■ **PROBLEM DESCRIPTION**
Go through the material below and copy each line where the word "孝女彩金" appears.

□ □ □

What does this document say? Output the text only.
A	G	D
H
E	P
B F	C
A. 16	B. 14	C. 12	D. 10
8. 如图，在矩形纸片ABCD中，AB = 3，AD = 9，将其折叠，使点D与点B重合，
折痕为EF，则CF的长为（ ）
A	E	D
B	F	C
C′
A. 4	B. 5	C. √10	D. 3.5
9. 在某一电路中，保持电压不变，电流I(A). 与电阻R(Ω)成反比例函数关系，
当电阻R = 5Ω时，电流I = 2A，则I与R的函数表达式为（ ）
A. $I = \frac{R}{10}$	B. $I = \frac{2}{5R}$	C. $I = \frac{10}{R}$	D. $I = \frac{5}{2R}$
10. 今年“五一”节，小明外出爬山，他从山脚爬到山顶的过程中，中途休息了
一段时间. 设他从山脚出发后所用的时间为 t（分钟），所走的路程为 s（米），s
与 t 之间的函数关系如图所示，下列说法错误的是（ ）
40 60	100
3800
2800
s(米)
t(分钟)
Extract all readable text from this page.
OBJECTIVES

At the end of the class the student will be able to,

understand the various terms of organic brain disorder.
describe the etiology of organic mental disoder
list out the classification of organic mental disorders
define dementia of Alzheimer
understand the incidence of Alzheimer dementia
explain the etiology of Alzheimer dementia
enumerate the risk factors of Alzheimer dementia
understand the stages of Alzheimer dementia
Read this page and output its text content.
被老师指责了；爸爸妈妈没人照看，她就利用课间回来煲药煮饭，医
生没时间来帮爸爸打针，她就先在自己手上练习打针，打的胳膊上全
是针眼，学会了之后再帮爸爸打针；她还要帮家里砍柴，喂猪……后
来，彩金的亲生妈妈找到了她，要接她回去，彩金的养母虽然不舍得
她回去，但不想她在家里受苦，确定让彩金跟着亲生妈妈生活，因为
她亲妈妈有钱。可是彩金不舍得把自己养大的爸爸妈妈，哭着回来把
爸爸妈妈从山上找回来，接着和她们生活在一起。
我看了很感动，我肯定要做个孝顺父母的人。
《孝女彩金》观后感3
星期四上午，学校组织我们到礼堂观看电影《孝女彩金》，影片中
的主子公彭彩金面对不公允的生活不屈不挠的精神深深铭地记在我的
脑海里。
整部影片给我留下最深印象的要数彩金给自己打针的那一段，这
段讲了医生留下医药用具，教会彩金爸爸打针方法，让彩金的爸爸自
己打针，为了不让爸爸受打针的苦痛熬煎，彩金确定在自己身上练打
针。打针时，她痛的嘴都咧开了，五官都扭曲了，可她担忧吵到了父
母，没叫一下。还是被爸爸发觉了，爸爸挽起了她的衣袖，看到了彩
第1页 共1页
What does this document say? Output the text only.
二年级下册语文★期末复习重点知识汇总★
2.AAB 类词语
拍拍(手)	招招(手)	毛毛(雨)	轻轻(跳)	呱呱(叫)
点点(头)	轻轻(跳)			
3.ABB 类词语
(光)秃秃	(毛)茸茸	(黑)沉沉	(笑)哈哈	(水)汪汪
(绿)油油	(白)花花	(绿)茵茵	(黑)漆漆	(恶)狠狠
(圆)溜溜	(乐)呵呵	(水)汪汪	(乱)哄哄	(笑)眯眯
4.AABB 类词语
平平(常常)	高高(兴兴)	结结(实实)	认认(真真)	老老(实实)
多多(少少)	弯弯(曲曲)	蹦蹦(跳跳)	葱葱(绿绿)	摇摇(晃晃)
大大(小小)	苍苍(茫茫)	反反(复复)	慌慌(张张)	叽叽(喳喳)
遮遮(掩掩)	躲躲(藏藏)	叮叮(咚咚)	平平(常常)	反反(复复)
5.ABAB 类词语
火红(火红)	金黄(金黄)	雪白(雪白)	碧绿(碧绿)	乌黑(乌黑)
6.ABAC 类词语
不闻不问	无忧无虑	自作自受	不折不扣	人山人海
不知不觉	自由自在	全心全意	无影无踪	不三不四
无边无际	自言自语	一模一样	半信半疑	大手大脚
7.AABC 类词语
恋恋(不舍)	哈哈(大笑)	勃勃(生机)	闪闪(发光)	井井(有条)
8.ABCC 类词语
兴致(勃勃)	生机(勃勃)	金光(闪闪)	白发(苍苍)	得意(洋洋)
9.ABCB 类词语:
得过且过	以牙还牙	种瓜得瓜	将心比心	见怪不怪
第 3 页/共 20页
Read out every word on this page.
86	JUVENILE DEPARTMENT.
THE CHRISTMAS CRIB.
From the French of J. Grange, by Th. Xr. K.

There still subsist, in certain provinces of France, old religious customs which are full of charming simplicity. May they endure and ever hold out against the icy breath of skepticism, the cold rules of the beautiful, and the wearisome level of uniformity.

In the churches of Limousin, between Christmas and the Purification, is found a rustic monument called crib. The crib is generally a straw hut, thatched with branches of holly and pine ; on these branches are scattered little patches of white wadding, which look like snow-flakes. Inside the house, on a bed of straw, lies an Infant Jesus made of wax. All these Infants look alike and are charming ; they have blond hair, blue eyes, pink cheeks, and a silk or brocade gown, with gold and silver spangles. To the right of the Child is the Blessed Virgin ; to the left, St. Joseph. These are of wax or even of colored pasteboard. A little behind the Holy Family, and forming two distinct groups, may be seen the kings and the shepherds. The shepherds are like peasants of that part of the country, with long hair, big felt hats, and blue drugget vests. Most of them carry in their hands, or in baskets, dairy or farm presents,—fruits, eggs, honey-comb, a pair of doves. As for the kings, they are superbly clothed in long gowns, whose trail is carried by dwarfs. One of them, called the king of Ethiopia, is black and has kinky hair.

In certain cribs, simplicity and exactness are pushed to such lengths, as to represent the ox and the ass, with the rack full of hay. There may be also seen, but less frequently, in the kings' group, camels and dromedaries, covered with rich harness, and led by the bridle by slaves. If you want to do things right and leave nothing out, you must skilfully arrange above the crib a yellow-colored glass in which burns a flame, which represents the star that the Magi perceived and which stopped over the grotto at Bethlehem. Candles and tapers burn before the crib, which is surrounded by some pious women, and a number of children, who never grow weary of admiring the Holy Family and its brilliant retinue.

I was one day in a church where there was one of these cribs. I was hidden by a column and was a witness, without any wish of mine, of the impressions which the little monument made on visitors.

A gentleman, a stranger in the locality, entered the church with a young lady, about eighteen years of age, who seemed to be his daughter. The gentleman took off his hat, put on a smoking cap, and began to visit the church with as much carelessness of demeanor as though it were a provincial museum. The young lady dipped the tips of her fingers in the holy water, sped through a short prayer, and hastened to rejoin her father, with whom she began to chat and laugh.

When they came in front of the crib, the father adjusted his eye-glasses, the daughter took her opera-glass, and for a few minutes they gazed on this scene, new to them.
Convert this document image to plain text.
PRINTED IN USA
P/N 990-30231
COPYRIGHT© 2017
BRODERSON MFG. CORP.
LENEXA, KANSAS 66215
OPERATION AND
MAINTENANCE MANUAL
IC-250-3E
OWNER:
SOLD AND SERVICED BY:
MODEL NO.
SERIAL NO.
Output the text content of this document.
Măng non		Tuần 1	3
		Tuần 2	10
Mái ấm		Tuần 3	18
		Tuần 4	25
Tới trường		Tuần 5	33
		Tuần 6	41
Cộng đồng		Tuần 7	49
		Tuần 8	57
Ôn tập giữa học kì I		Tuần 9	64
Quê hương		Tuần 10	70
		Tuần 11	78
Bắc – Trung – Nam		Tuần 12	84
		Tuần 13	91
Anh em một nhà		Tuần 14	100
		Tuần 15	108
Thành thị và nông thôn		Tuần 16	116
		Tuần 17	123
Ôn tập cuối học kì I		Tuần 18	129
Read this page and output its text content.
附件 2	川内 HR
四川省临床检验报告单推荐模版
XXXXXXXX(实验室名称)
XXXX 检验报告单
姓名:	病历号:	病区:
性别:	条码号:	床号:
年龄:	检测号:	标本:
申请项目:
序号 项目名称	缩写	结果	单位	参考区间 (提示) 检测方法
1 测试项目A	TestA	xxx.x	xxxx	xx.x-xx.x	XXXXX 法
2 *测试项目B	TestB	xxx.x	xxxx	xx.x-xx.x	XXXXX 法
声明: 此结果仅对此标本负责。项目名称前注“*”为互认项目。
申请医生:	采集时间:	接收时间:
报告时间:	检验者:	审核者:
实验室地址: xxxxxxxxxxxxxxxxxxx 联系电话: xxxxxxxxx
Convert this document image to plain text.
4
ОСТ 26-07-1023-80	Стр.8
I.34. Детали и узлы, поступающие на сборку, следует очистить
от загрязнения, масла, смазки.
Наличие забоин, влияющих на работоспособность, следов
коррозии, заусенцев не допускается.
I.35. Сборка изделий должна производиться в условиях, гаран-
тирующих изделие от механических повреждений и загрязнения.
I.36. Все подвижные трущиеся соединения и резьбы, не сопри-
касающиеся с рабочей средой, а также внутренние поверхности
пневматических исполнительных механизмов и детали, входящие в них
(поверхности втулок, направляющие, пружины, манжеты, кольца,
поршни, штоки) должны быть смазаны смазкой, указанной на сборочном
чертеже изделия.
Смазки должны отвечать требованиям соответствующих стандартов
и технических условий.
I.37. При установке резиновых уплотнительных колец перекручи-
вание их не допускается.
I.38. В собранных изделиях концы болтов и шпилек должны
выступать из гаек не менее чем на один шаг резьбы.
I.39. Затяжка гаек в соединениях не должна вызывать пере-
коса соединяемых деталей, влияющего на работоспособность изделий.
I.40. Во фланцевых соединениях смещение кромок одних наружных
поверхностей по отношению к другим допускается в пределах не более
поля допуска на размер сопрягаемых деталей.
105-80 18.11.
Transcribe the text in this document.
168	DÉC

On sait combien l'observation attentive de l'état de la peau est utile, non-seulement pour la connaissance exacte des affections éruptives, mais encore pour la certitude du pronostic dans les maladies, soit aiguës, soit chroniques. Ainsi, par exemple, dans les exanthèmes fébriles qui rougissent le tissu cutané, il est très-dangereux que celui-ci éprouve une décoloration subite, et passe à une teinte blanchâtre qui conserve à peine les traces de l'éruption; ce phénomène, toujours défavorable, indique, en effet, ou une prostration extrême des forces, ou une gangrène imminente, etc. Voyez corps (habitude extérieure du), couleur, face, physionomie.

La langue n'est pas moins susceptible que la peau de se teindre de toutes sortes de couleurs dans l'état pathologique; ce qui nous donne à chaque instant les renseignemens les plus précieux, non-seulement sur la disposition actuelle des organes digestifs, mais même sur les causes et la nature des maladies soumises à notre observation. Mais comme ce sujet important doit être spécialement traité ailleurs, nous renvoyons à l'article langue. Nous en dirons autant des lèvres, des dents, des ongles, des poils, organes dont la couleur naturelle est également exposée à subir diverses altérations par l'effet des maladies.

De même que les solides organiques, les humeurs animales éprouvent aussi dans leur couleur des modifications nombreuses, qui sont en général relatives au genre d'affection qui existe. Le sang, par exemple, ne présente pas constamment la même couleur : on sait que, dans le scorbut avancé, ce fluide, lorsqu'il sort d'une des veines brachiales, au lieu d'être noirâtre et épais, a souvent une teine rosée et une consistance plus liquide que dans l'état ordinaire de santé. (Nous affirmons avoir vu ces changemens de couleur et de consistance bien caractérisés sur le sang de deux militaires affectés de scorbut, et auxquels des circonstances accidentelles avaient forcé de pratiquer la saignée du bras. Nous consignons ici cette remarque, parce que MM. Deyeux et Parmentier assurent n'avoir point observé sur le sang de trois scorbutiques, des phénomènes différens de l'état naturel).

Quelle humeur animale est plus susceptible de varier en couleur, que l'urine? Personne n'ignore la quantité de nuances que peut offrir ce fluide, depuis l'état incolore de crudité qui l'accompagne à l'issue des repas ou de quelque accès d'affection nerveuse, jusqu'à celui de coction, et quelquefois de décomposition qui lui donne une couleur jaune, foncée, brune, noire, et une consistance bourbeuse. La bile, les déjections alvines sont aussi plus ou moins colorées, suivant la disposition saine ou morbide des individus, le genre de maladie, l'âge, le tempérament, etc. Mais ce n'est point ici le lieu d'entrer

□ □ □

■ **COMPLETED TASK**
《孝女彩金》观后感3
星期四上午，学校组织我们到礼堂观看电影《孝女彩金》，影片中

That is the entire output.